Stored dataset items ->
--------------------------------------------------
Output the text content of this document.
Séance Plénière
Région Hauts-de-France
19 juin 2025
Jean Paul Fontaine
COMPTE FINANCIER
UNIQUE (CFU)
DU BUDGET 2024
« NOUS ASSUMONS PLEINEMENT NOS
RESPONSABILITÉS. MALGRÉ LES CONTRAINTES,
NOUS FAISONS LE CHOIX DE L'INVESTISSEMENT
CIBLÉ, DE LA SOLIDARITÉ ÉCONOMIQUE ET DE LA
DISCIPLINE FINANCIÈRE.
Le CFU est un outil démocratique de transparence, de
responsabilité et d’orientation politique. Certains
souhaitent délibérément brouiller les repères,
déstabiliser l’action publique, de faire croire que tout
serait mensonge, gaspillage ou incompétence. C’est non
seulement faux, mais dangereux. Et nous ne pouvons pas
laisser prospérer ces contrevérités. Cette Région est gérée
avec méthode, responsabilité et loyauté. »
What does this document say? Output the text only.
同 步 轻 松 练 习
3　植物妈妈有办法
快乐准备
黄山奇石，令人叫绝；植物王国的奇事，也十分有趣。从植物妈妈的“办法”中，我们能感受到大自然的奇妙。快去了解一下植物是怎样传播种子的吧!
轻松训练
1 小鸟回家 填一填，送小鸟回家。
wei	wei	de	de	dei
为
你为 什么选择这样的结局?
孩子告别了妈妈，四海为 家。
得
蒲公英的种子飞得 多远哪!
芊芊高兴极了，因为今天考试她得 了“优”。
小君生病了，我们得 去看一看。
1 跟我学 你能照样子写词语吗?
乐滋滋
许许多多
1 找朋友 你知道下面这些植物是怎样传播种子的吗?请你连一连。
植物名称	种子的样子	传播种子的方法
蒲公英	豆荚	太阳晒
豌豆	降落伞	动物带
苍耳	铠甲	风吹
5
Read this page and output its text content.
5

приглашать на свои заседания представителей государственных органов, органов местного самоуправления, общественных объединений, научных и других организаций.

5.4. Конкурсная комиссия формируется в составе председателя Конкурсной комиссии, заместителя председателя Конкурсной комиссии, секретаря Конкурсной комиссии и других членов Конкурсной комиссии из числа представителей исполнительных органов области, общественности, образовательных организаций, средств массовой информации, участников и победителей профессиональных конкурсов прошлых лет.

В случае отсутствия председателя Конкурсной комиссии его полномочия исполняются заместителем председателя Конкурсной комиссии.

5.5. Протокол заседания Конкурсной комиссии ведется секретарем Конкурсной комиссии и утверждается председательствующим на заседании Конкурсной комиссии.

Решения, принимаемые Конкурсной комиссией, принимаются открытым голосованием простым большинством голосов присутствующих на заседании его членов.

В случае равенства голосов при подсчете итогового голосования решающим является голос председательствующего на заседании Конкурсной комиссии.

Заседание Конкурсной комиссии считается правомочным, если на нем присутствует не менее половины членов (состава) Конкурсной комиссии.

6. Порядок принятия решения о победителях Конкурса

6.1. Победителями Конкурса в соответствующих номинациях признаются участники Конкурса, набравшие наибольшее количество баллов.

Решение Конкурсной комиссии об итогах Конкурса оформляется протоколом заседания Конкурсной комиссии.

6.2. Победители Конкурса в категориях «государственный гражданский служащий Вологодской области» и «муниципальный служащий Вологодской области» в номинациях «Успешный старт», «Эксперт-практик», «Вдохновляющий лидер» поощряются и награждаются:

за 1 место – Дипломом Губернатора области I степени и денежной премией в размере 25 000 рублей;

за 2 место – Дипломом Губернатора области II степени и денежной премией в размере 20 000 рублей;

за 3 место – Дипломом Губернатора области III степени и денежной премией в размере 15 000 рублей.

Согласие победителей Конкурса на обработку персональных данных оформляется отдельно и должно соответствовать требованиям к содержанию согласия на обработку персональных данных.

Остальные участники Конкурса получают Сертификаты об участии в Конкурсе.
--------------------------------------------------
INSTRUCTIONS FOR THE TASK -> Pull out every line of the records that includes the string "заседания".

WRITTEN ANSWER ->
приглашать на свои заседания представителей государственных органов, органов местного самоуправления, общественных объединений, научных и других организаций.
5.5. Протокол заседания Конкурсной комиссии ведется секретарем Конкурсной комиссии и утверждается председательствующим на заседании Конкурсной комиссии.
Решение Конкурсной комиссии об итогах Конкурса оформляется протоколом заседания Конкурсной комиссии.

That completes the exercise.